Stored data:
-- BEGIN --

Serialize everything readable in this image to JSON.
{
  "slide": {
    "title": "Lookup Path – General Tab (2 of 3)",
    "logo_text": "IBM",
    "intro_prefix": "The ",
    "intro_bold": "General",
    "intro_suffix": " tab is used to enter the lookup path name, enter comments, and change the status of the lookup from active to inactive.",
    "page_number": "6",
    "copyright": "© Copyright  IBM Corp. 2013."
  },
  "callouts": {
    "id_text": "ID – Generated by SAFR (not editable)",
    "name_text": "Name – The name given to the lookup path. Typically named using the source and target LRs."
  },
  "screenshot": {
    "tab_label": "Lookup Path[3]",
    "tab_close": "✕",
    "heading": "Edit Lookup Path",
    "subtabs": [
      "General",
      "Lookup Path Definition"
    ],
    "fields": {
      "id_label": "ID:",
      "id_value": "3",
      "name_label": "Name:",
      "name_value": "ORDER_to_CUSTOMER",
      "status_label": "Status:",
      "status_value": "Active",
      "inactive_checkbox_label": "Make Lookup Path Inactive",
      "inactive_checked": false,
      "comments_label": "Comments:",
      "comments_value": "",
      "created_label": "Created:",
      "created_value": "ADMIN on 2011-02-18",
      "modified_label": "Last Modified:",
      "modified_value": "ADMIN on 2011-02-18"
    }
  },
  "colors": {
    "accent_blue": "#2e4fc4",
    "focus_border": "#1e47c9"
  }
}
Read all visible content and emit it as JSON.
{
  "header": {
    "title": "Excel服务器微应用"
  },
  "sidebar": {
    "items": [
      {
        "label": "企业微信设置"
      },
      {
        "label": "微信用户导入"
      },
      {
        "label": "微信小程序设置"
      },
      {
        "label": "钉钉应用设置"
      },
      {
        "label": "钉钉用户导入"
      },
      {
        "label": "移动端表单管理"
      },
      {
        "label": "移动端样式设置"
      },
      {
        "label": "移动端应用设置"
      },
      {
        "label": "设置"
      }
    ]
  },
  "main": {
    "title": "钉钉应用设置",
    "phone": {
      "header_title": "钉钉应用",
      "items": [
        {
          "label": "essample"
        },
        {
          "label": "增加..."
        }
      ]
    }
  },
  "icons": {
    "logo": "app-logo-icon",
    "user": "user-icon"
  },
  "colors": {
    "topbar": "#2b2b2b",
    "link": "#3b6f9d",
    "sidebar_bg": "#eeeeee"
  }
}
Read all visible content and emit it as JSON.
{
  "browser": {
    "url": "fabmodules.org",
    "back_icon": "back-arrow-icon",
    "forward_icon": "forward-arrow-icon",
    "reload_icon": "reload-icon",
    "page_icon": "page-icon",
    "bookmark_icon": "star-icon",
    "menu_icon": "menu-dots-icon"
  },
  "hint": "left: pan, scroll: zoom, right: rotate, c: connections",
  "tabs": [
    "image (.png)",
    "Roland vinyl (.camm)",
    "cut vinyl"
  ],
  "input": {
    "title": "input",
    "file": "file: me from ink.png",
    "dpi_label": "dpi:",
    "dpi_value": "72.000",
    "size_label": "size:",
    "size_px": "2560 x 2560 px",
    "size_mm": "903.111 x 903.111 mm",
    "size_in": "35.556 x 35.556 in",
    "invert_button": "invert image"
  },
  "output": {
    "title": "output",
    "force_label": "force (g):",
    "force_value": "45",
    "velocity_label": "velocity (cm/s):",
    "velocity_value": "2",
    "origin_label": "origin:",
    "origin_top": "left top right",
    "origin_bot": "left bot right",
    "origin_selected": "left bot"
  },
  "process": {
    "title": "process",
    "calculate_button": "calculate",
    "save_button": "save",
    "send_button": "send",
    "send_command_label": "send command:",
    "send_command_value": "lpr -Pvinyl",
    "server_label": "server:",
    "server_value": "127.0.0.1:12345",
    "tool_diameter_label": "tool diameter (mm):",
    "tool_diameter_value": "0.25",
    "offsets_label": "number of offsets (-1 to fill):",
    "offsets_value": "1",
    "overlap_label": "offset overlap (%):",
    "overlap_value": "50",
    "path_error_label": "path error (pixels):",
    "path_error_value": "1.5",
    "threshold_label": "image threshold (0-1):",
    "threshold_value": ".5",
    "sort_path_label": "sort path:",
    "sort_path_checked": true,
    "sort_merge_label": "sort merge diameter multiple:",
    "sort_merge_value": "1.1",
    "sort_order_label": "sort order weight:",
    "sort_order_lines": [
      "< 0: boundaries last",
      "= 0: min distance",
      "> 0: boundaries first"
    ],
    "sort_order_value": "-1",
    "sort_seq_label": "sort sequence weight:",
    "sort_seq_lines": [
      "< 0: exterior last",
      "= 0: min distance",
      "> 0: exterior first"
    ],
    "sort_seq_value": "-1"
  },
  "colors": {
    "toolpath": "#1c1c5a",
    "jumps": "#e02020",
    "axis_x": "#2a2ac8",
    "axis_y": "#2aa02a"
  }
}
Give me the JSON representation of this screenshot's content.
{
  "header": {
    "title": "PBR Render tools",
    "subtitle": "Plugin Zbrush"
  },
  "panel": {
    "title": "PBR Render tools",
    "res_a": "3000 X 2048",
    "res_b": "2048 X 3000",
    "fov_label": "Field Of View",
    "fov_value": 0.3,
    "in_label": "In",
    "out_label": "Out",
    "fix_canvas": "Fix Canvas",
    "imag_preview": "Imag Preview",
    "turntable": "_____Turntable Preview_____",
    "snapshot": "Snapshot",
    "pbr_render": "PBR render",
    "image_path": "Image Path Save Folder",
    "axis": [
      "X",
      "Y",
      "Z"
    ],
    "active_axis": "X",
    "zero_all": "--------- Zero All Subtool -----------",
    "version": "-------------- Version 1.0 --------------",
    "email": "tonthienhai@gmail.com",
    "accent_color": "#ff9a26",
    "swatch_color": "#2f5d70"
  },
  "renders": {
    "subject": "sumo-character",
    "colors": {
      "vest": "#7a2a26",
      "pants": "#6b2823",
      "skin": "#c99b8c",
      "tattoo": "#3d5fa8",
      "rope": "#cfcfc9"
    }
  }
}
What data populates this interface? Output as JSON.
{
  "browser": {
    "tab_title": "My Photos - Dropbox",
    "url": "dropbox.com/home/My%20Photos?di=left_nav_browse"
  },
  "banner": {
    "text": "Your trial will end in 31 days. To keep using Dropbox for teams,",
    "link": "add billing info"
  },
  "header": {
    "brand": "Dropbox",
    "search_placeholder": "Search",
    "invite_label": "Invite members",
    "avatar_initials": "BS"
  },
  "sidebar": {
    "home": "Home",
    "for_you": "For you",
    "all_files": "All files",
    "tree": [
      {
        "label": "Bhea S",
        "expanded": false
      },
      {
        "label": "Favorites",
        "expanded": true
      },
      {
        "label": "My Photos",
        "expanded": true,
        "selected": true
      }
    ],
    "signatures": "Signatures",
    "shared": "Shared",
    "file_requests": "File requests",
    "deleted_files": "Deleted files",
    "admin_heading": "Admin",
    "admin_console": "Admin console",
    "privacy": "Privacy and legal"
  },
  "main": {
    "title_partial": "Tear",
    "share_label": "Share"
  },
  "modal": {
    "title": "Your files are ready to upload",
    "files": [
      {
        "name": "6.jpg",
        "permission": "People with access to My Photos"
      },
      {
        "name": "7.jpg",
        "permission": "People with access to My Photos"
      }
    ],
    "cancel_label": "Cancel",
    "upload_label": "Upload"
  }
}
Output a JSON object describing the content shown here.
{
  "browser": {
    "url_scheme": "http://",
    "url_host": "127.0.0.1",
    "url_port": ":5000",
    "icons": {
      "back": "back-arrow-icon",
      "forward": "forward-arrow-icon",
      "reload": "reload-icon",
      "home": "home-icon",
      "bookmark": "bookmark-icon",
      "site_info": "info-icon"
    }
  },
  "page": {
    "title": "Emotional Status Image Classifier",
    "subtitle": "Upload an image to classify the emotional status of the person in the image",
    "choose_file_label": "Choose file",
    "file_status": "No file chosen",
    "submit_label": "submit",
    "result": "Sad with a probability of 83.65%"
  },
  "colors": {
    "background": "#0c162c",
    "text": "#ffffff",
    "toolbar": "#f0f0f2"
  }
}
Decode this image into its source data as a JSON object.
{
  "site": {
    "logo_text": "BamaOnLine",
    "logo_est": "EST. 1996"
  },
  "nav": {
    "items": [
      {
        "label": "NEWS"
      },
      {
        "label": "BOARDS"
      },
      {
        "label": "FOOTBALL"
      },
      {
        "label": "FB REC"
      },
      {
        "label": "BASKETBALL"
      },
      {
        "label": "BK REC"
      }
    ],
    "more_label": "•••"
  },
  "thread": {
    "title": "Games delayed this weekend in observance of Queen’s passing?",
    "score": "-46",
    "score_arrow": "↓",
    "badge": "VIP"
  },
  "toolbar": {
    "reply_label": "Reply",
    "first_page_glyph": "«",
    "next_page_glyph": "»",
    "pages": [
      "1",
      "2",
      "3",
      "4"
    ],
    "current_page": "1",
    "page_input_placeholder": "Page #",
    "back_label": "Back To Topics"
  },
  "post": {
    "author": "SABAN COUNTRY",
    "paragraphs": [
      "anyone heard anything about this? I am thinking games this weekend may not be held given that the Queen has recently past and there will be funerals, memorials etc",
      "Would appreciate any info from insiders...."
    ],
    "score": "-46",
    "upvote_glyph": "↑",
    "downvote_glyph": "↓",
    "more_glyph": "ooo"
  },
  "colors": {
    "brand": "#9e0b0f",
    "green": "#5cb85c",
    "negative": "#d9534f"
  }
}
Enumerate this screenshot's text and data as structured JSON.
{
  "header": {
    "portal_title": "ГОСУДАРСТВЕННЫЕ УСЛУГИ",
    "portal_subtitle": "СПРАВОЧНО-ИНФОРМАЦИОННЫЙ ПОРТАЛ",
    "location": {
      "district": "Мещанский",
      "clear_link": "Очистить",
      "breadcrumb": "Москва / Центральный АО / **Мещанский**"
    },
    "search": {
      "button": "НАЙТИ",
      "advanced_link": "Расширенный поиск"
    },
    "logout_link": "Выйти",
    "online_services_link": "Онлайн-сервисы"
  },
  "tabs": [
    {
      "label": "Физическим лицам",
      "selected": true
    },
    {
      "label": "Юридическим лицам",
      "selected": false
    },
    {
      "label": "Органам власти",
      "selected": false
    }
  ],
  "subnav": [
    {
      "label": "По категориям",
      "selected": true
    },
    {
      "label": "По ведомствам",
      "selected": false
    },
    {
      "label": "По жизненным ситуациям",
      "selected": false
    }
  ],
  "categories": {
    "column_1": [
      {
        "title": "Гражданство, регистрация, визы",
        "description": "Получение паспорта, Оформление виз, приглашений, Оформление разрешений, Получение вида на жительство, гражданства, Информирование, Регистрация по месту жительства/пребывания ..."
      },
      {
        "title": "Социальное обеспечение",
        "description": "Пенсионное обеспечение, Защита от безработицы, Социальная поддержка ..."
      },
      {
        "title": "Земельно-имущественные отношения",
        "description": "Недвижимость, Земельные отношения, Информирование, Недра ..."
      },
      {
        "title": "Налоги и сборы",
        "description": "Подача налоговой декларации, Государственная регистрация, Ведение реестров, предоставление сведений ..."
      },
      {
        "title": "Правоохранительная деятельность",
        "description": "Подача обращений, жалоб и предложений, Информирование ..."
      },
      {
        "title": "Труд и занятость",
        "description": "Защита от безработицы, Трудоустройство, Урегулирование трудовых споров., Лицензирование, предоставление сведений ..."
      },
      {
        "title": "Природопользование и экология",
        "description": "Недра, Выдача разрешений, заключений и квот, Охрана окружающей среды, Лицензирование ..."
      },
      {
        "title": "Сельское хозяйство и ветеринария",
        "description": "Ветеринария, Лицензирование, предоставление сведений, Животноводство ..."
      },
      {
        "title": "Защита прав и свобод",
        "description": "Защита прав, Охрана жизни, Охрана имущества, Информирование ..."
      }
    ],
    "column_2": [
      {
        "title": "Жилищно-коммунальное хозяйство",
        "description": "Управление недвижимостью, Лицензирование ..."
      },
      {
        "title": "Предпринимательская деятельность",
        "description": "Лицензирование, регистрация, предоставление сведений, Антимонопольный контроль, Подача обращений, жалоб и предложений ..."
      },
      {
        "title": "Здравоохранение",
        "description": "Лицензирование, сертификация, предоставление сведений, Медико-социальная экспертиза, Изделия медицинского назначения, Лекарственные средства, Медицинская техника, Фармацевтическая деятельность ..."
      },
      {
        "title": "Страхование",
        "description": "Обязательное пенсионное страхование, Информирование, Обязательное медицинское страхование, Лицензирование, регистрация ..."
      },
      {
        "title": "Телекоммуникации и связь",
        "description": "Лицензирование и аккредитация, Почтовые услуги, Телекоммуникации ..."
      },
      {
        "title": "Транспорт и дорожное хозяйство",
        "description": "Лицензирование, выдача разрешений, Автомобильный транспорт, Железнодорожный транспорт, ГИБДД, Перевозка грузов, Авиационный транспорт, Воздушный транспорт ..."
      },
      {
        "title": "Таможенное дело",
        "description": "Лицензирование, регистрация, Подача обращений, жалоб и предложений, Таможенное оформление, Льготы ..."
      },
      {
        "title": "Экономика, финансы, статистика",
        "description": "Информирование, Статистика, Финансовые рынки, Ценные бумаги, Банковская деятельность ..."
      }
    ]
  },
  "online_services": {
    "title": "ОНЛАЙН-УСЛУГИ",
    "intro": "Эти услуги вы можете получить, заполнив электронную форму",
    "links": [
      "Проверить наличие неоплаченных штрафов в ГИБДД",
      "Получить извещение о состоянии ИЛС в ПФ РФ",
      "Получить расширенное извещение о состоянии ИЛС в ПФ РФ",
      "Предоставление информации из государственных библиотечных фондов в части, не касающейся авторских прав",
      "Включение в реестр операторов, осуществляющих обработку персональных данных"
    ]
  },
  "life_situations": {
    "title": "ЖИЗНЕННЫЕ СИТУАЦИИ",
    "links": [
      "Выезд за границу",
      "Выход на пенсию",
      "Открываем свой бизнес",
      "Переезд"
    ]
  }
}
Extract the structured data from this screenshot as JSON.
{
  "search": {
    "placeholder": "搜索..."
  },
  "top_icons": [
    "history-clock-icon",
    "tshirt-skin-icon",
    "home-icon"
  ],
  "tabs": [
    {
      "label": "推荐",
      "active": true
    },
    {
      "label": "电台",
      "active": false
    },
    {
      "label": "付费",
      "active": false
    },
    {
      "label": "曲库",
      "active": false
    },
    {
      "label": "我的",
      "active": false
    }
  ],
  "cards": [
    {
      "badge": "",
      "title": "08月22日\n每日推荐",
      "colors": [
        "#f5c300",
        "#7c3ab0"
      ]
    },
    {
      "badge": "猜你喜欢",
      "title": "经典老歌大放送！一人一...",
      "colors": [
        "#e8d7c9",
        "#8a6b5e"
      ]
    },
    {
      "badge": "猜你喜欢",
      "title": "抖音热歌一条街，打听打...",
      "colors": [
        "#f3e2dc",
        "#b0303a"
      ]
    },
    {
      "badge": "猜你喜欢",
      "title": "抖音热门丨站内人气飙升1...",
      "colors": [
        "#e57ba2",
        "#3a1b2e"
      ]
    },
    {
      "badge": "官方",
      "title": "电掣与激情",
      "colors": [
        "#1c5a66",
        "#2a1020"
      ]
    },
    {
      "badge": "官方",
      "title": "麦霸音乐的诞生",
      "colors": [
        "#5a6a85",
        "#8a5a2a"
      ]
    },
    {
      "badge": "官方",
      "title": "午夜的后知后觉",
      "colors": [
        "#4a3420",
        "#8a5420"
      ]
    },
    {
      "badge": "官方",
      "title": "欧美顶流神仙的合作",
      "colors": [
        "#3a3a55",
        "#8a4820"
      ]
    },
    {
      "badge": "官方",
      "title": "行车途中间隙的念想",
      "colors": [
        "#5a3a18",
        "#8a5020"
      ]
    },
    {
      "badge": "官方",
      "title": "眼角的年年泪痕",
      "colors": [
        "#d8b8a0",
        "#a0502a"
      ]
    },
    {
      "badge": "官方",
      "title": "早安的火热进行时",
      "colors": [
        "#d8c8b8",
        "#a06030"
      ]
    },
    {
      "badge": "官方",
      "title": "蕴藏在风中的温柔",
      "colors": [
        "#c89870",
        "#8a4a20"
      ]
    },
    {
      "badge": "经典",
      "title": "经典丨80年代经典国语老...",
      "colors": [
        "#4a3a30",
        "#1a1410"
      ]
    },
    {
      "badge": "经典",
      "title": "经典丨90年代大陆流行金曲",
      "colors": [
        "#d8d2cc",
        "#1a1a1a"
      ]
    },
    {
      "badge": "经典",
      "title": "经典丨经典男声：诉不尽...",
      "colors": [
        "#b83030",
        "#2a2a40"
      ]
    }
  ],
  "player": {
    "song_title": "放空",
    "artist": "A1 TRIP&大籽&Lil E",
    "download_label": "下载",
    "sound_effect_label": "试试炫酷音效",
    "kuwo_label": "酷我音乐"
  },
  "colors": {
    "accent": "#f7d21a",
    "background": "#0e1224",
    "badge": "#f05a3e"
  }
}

-- END --

Your goal
Report only how many lines in the entries contain "using".

Written response
2